[Work to complete]
- A) In the article on IT outsourcing, shorten the paragraph that begins "Fortunately, outsourcing cuts most of these expenses" into one or two sentences that keep its main points.
- B) Pick up the article on IT outsourcing where it stops and write the next few paragraphs in the same voice.

70% of companies choose outsourcing because it saves costs, says Deloitte. But you can only enjoy this benefit if you’ve partnered with an experienced IT outsourcing vendor. Otherwise, you risk overpaying. So your task is to take vendor selection seriously, and our task is to explain how to find an ideal IT outsourcing fit.
The best way to start looking for an IT outsourcing provider is — no, not to blindly trust reviews. You need to understand how different types of outsourcing vendors work to choose the right one for your project. Read on to discover how outsourcing companies differ according to their location and pricing and what the pros and cons of differently sized vendors are.
But first, let’s get to the bottom of this question.
Why do companies outsource software development?
Having a team of in-house developers committed to your values is great. But, such teams also have limitations that slow down your progress. Fortunately, you can tackle most of them with outsourcing. And yes, dedicated outsourcing teams can be just as loyal.
In-house vs. outsourced software development
To show you the advantages of outsourcing, let’s look at the typical restrictions of an in-house team.
In-house employees are expensive
On average, you spend about 30% of a private employee’s payment on benefits: taxes, vacations, leaves, etc. That is, if a developer’s average salary is $107,000, you give up about $32,000 on benefits.
Fortunately, outsourcing cuts most of these expenses, depending on the vendor and the country where it operates. You only pay for a service, a product, or employees’ work hours with an affordable monthly sum, while the vendor covers all employment taxes, benefits, sick leaves, and days off.
An in-house team should have an adequate amount of work to pay off
You pay employees a regular salary, no matter how much work they do daily. So it’s in your best interest to give them enough tasks. Then again, you can’t throw dozens of projects at them at once since the quality of their work will drop. And they’ll probably just leave after several months.

[Entries provided]
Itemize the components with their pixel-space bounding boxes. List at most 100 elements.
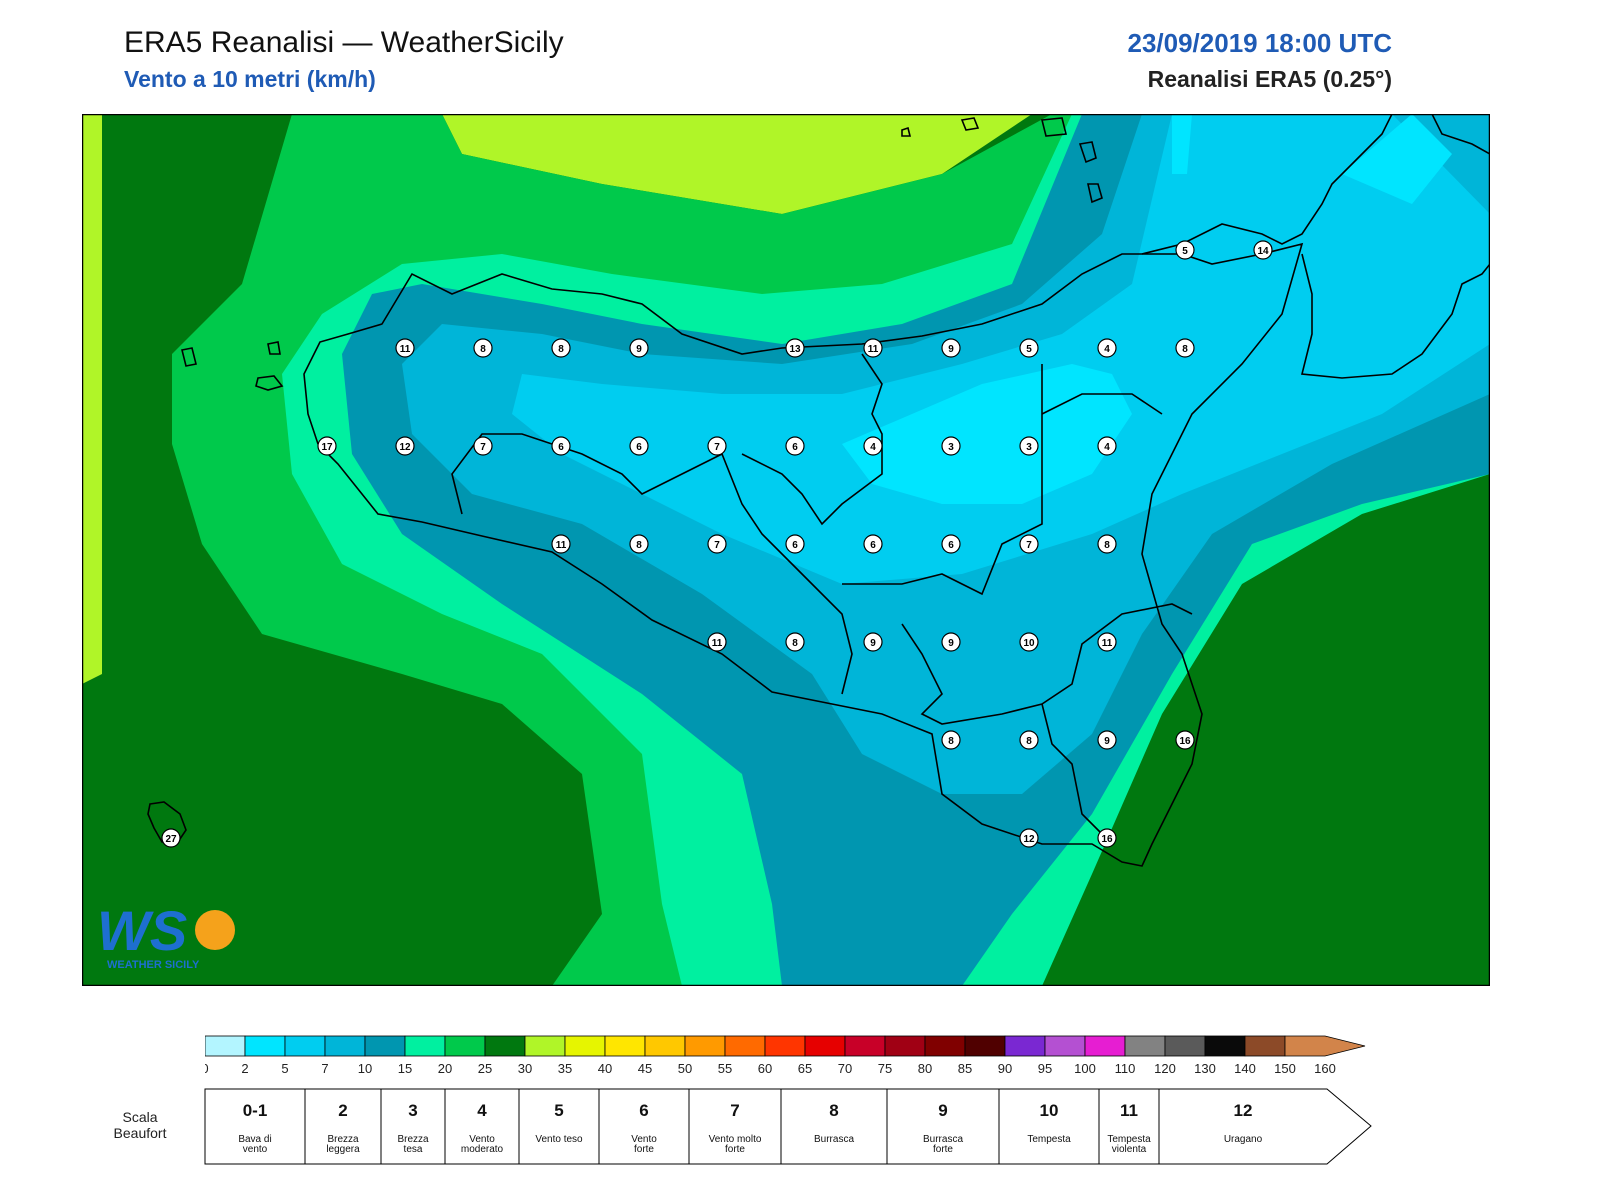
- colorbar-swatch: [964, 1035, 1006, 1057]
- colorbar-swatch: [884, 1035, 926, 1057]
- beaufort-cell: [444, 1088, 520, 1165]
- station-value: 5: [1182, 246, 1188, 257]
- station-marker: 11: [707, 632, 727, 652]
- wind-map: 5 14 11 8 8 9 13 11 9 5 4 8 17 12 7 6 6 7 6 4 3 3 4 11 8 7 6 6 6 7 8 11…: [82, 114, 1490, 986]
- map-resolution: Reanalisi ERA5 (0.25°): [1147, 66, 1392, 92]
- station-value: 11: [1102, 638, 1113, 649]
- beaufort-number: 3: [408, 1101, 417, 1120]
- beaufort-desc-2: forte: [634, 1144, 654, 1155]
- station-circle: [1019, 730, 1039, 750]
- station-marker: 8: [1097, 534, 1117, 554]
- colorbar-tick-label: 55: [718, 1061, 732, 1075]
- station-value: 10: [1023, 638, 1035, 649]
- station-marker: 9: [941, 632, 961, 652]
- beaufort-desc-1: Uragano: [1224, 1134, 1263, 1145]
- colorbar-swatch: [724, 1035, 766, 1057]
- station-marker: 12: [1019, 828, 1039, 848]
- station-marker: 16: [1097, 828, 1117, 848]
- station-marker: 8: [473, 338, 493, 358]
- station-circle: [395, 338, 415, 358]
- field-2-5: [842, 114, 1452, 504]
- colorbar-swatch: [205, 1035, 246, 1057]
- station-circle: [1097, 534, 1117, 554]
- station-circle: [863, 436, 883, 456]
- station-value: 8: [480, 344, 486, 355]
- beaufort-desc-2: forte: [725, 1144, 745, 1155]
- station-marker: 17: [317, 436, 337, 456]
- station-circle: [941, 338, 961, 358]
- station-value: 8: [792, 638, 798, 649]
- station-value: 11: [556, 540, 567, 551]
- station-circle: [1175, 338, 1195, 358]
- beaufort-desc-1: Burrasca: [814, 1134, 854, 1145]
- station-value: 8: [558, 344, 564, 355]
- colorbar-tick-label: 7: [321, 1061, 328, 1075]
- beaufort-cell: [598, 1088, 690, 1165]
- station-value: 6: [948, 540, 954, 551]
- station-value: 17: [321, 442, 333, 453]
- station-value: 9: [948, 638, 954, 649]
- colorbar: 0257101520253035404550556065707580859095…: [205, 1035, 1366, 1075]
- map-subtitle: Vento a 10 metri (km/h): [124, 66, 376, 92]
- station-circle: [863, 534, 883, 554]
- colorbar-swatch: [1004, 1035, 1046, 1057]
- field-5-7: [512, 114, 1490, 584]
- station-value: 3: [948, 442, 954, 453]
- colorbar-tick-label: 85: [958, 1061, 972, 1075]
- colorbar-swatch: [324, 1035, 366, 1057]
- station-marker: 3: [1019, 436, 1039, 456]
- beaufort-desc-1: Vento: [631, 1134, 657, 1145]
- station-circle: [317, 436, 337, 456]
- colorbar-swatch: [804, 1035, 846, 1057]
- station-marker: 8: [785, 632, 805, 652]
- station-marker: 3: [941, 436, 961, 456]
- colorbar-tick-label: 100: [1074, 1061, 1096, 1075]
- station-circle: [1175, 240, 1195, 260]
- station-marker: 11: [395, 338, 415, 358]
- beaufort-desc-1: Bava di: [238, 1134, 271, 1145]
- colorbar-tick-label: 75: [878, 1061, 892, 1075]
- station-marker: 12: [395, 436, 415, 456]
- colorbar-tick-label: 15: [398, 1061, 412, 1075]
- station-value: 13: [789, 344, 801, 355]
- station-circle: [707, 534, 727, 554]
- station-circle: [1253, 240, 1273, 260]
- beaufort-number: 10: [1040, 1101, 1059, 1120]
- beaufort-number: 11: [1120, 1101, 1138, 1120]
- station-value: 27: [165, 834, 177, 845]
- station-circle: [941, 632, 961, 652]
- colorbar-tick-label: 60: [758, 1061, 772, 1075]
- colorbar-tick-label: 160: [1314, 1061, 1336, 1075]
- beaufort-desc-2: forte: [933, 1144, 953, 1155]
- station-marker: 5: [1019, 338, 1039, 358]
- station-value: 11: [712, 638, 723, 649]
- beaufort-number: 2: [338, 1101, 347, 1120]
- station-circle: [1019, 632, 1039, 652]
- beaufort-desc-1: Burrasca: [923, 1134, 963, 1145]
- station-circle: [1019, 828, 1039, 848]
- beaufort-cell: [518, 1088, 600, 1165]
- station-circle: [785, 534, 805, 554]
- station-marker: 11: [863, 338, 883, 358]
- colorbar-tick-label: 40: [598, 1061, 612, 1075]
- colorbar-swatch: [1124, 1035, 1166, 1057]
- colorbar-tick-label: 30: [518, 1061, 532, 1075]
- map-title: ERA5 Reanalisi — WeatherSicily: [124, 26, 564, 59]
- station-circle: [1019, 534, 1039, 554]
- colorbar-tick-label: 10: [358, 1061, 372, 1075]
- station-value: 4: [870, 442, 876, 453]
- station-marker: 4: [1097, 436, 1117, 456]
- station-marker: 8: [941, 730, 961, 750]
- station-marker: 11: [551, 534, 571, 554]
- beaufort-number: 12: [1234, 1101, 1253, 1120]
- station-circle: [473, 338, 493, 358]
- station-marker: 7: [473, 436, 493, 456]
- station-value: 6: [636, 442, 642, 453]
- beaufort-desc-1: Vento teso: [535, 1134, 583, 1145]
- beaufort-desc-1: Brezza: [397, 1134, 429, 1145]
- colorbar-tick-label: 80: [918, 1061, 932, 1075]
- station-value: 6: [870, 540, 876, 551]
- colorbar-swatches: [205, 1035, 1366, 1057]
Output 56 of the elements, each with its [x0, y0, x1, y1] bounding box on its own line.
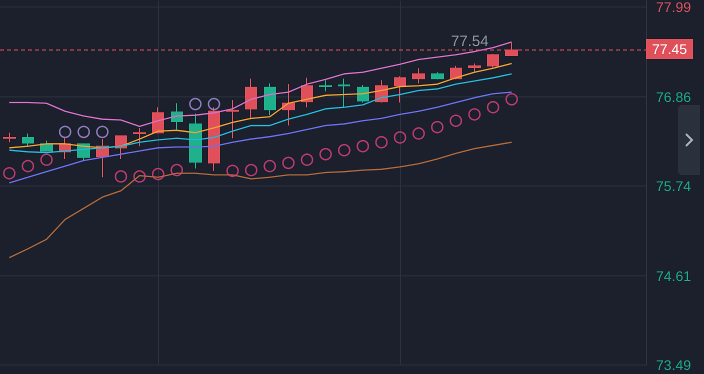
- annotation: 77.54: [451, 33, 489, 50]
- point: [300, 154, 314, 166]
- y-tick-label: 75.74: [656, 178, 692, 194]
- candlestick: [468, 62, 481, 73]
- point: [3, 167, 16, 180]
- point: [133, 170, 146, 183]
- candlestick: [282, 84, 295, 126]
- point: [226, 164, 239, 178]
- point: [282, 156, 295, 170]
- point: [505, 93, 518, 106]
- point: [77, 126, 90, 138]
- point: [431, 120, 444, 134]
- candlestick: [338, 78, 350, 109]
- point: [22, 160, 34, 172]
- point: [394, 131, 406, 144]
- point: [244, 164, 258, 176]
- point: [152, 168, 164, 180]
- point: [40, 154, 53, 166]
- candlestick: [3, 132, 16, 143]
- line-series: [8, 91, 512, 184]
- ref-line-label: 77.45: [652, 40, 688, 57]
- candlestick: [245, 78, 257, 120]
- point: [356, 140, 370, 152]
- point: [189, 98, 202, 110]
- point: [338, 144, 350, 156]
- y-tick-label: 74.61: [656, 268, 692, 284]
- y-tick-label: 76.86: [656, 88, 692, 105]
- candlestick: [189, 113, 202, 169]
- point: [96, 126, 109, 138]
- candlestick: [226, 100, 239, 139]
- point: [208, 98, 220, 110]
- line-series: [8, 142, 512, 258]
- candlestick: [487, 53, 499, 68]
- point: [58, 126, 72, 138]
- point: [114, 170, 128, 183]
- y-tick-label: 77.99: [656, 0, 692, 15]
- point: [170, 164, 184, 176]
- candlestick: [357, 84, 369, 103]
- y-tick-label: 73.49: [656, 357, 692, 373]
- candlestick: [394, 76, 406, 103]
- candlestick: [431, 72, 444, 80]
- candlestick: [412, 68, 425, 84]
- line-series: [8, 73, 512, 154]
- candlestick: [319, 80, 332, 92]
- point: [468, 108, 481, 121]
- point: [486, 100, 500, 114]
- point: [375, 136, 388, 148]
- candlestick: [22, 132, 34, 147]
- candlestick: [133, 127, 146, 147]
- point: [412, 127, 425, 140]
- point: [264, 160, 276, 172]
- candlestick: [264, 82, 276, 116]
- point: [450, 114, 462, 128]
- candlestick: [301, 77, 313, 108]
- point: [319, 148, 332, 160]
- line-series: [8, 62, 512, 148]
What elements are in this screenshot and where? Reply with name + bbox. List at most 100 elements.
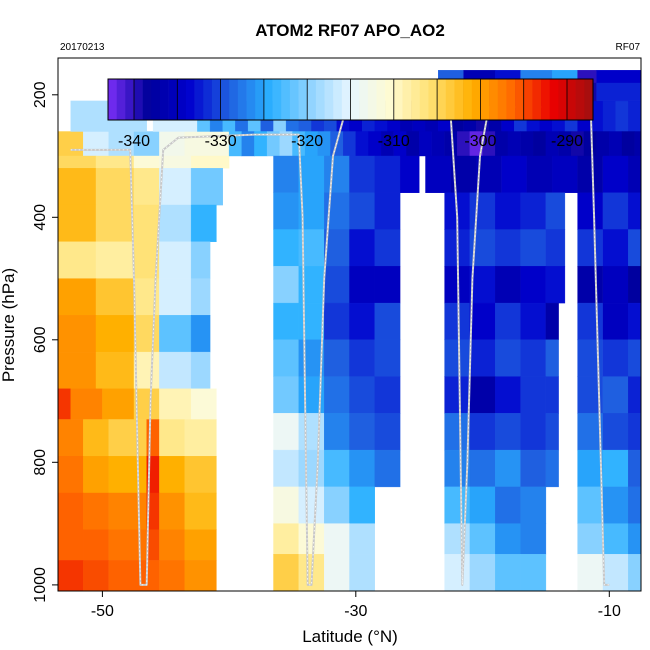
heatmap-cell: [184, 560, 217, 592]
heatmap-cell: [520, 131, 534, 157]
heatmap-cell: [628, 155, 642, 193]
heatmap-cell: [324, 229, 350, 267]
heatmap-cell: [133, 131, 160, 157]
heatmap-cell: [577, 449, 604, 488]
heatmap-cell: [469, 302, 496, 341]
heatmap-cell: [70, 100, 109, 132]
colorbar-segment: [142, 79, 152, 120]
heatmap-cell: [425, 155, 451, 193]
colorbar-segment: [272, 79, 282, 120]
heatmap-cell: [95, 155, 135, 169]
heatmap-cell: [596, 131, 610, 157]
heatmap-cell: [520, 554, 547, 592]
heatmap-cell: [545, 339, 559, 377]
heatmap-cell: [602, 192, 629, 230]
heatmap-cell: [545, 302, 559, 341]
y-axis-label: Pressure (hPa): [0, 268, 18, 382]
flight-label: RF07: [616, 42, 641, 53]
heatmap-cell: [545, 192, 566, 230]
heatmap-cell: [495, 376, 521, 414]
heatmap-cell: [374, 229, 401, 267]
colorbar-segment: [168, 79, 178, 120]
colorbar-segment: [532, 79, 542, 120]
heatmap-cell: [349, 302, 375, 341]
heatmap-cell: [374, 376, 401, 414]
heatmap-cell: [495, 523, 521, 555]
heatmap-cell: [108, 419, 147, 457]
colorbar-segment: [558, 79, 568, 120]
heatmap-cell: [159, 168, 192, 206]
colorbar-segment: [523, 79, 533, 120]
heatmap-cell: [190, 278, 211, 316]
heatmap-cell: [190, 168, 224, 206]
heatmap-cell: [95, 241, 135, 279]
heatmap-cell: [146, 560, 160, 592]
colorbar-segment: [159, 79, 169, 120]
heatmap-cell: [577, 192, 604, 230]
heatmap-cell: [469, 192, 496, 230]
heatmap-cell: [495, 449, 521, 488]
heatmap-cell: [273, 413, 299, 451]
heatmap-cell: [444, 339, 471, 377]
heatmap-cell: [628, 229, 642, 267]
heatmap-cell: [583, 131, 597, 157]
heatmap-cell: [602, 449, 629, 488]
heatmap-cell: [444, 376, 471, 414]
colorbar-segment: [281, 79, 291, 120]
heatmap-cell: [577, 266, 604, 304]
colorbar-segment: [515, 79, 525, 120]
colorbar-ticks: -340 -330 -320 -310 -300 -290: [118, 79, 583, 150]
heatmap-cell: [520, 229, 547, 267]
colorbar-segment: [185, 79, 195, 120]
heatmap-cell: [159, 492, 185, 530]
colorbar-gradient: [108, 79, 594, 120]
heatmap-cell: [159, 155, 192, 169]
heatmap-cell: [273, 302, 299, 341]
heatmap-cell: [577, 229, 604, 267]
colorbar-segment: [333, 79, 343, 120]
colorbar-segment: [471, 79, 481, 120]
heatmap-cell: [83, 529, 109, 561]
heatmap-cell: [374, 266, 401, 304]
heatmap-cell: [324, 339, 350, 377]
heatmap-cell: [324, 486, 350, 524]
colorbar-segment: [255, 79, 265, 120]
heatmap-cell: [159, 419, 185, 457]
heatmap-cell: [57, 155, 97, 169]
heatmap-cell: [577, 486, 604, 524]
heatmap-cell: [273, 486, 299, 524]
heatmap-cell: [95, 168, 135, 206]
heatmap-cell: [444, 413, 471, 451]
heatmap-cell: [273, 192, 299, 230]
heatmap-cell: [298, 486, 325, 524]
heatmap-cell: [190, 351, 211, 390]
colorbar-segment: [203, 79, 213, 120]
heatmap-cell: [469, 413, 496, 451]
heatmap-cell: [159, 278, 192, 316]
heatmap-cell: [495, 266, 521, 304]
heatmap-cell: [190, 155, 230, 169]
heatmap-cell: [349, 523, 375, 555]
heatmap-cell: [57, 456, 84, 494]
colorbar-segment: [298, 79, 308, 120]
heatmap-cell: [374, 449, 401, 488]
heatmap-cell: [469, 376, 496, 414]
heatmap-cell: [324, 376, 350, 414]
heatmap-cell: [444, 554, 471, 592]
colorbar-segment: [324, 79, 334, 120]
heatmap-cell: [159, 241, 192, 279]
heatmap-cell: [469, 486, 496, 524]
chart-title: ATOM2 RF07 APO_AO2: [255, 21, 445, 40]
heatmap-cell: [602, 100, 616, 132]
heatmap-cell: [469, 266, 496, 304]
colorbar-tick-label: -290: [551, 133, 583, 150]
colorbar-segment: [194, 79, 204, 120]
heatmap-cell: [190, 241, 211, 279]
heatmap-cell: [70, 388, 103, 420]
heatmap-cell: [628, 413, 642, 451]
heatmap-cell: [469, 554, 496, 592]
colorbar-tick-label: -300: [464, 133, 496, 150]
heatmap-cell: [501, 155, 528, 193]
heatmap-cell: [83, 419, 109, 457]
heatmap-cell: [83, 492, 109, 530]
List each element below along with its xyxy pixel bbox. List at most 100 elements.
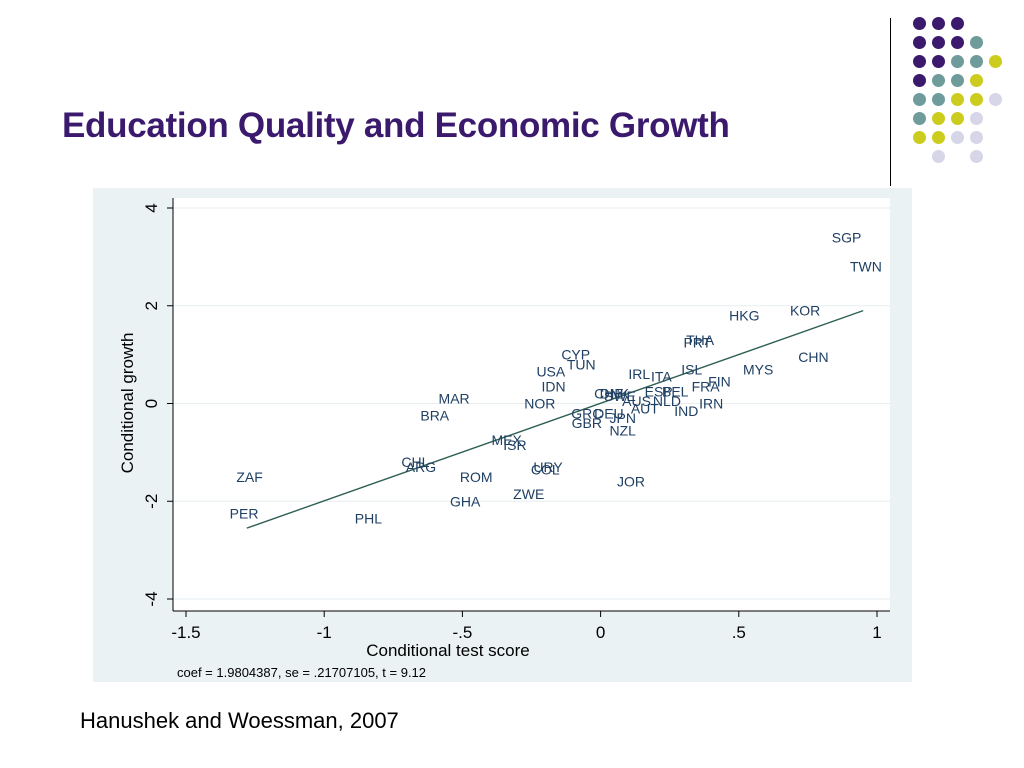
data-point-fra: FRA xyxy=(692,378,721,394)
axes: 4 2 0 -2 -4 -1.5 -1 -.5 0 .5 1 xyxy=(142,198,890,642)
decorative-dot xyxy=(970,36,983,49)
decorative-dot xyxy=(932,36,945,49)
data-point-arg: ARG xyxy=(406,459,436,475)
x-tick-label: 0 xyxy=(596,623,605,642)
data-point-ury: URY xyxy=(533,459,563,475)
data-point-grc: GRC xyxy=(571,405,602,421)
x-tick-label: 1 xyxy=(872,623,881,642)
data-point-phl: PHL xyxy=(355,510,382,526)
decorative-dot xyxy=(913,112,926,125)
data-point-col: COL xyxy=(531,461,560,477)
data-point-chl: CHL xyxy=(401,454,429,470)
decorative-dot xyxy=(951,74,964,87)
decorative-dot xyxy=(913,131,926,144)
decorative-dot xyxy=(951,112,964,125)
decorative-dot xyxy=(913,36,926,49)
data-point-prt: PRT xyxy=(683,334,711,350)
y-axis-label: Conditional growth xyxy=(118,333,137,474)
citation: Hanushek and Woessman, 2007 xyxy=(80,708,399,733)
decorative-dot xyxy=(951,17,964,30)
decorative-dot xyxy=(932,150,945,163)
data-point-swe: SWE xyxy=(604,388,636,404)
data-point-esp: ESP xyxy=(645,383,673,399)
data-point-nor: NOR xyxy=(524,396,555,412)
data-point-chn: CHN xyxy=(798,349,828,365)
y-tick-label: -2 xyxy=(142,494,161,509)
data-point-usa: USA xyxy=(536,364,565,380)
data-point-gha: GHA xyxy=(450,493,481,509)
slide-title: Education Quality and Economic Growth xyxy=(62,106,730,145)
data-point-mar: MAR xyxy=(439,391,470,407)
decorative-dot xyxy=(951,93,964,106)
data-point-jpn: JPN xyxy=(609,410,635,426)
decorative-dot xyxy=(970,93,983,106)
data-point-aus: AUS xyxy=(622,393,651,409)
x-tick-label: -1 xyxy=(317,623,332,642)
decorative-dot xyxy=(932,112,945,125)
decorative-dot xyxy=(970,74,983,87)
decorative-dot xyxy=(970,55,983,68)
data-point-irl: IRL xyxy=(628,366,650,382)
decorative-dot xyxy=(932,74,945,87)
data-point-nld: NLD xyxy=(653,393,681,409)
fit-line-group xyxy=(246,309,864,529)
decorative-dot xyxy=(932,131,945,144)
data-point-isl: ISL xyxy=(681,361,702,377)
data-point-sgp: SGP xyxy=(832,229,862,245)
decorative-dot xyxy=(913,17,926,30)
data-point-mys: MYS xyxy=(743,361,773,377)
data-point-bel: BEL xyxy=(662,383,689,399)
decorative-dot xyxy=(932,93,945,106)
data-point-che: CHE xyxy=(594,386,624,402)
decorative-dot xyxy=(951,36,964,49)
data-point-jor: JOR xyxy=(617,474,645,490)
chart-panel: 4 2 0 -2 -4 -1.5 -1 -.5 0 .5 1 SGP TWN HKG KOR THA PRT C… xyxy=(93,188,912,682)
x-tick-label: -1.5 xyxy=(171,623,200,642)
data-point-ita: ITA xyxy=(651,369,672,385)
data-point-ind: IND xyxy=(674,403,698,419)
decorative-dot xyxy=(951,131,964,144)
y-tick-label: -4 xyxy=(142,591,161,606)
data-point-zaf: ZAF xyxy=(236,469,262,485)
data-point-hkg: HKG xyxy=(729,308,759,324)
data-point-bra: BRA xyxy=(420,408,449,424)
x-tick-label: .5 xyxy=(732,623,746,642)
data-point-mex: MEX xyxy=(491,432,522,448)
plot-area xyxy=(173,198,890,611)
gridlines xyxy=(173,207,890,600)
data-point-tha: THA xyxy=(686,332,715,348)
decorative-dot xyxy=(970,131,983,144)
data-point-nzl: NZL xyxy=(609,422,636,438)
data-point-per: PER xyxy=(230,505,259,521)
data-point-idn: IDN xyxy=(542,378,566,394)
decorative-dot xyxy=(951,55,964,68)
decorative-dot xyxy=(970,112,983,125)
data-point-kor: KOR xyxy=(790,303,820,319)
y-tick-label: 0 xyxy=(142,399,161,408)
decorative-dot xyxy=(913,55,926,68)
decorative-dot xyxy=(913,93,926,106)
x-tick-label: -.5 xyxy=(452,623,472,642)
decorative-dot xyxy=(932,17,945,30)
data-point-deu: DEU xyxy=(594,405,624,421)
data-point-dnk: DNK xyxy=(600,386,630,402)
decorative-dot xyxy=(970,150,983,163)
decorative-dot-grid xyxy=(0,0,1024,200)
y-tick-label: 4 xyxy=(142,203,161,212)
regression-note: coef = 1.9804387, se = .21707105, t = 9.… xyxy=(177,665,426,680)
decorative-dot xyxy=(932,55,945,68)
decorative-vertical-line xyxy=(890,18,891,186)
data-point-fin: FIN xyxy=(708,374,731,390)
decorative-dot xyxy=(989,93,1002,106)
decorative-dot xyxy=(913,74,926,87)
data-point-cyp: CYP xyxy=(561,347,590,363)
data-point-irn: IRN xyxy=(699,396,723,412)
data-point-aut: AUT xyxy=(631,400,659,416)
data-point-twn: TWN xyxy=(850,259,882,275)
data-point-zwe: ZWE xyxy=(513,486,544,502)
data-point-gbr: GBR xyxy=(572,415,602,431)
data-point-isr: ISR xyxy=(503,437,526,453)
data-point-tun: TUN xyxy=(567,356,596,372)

[Task results]
- A) Outsourcing removes most of these costs, depending on the vendor and its country. You pay a monthly fee for a service, a product, or work hours, and the vendor covers employment taxes, benefits, sick leave, and days off.

- B)
So, if your workload constantly varies, keeping in-house specialists may not be the best idea. For example, if you’re a startup building an MVP, you don’t need to hire an in-house team to create it since recruiting costs at this stage will be too high. Instead, try outsourcing this work to a dedicated team.
By the way, on top of outsourcing custom software development, you can outsource all kinds of additional services:
- Quality assurance
- UI/UX design
- Cloud infrastructure setup and maintenance
- Software modernization
- Big data management
- Technical documentation writing
The trick is to find a vendor who can handle your tasks.
In-house talents are difficult to find
Skilled employees are as expensive to retain as they are hard to find. According to Manpower Group, talent shortage in IT reached 76% in 2022. So, the chances of finding an in-house employee in your city are pretty low.
Outsourcing, on the other hand, opens up the global talent pool for you. It helps you find professionals with highly demanded or rare skills. Best of all, you can hire freelance engineers from anywhere in the world for the duration of the project, or an outsourcing company will take care of recruiting for you. No endless recruitment, no hassle, no strings attached.
Speaking of freelancers and outsourcing vendors, which option do you think will fit your project better? If you’re still on the fence, let us give you some food for thought.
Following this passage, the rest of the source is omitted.